(Dataset excerpt)

--- Start ---

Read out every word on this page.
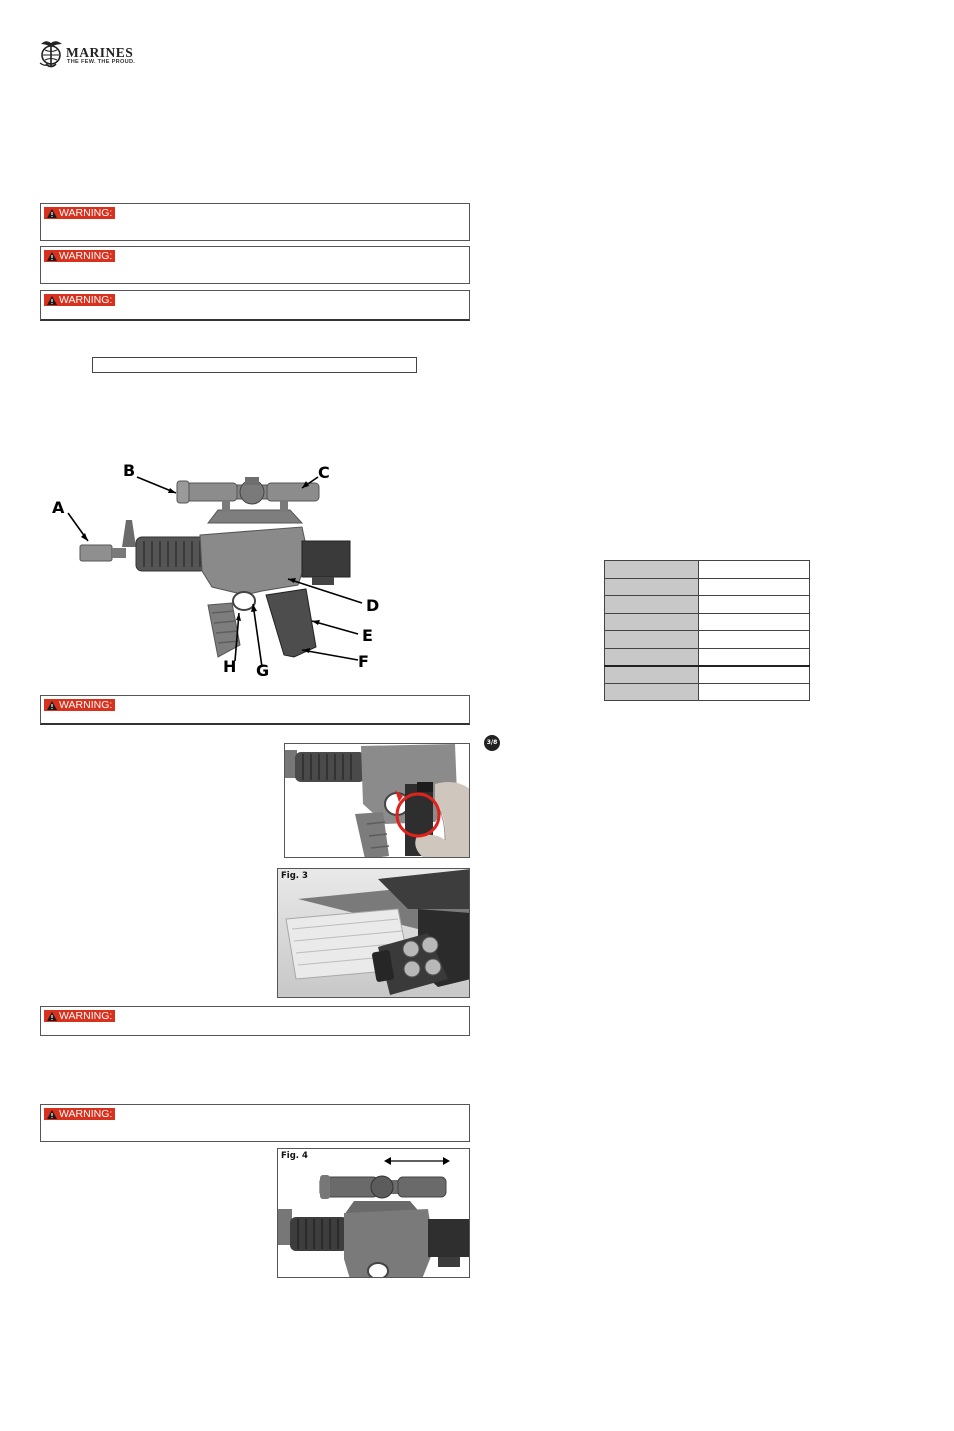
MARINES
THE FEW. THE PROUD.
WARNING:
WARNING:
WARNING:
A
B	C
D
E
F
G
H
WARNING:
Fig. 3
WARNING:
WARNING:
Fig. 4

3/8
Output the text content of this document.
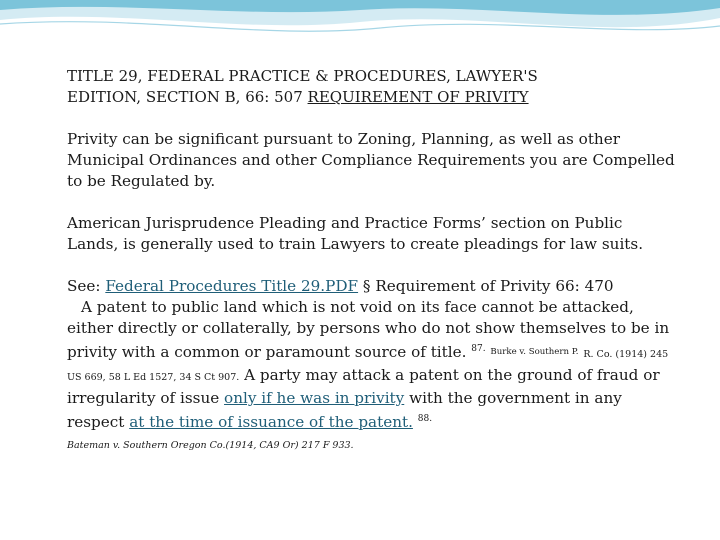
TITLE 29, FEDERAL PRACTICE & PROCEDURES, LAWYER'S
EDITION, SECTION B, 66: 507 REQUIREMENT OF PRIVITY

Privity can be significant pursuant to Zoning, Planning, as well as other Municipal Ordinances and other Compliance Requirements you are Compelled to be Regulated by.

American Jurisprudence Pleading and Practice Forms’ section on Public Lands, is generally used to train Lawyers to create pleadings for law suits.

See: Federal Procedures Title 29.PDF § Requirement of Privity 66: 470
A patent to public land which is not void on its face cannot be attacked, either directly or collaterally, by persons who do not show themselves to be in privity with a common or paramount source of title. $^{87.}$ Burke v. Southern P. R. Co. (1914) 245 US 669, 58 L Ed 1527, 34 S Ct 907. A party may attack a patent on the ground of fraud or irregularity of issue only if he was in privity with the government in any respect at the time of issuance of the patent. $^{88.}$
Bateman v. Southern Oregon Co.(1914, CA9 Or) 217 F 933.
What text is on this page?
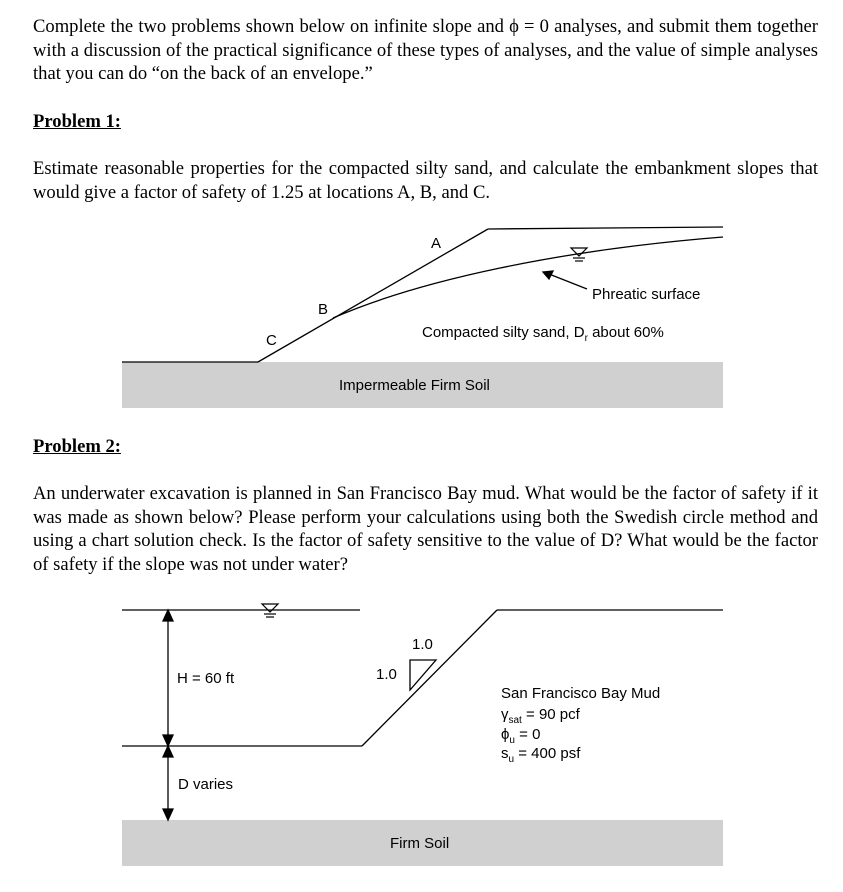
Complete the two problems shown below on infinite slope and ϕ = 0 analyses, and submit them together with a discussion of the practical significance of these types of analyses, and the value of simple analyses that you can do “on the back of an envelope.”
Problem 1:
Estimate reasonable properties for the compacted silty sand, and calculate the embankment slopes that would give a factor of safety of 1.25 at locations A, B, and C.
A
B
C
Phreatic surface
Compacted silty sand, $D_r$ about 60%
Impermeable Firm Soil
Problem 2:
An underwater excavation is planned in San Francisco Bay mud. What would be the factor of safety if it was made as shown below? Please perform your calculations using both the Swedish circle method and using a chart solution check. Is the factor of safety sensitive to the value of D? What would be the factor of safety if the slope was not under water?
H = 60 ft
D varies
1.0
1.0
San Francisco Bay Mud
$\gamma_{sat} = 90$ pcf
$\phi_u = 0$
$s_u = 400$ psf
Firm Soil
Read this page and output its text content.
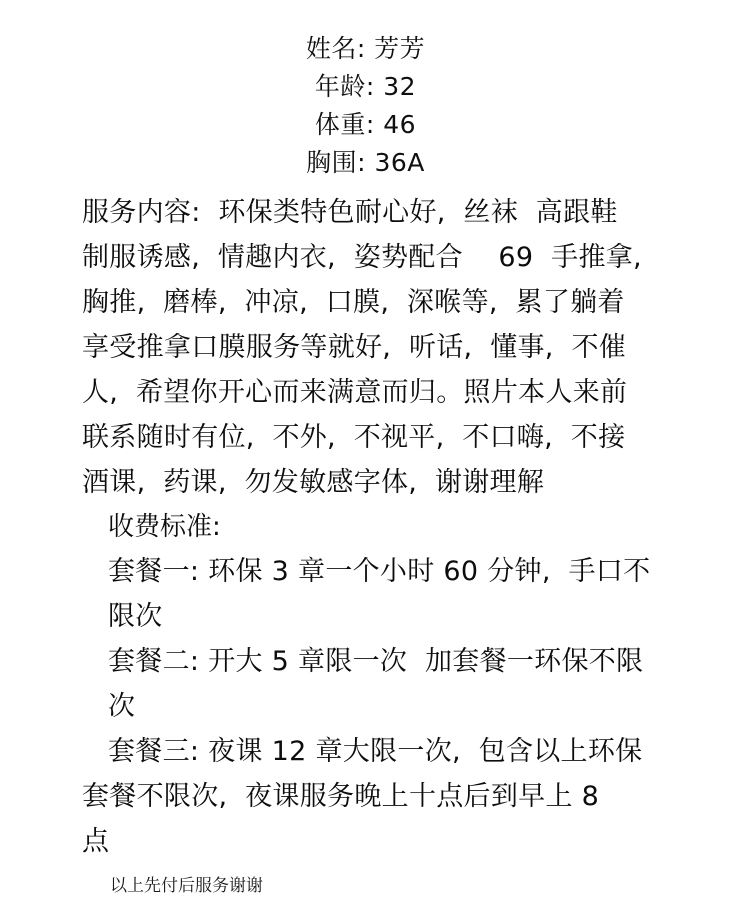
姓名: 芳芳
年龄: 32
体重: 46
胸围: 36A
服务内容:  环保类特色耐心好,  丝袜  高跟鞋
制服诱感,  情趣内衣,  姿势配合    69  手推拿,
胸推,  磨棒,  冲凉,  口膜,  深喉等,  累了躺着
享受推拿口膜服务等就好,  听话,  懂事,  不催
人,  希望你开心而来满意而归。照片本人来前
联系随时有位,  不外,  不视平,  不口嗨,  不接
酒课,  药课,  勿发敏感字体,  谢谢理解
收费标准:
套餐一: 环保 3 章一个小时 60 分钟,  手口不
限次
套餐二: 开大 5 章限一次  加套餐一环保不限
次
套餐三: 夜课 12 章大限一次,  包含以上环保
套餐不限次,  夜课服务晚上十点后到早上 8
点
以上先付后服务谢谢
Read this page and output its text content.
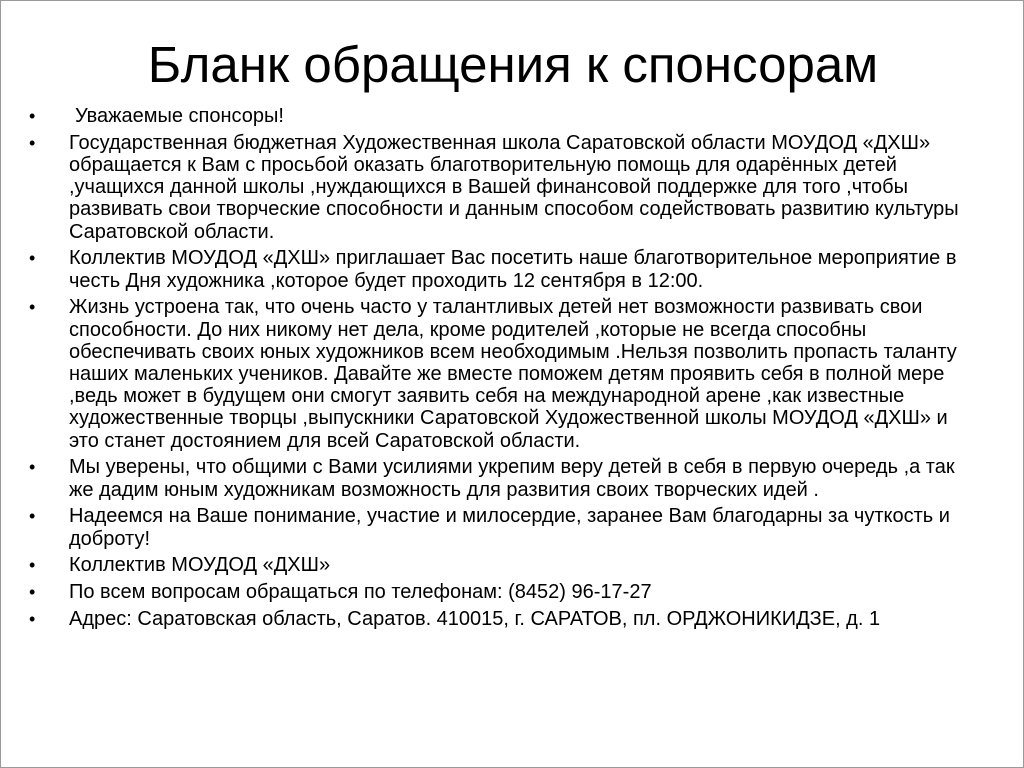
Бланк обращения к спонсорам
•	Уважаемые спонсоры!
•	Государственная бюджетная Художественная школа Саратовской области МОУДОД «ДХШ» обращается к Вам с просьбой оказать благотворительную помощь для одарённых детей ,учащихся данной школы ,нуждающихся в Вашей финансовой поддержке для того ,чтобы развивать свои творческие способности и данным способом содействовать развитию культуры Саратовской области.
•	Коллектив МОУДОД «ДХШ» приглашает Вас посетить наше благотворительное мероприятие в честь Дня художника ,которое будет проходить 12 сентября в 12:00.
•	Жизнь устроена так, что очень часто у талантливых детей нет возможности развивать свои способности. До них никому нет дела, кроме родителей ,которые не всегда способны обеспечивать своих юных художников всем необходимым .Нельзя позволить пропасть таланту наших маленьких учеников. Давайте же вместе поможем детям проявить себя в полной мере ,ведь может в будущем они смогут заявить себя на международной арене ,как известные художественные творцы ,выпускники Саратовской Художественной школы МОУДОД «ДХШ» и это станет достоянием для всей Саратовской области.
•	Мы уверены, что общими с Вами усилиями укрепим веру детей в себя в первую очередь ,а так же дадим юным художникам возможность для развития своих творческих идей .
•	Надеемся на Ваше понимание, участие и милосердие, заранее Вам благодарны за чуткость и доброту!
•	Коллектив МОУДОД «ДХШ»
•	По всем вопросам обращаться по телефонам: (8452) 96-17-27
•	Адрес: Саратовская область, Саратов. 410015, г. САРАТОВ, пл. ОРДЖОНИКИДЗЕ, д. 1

--- End ---

THE REQUEST
From the data, list each line in which the string "would" appears.

SOLUTION
Estimate reasonable properties for the compacted silty sand, and calculate the embankment slopes that would give a factor of safety of 1.25 at locations A, B, and C.
An underwater excavation is planned in San Francisco Bay mud. What would be the factor of safety if it was made as shown below? Please perform your calculations using both the Swedish circle method and using a chart solution check. Is the factor of safety sensitive to the value of D? What would be the factor of safety if the slope was not under water?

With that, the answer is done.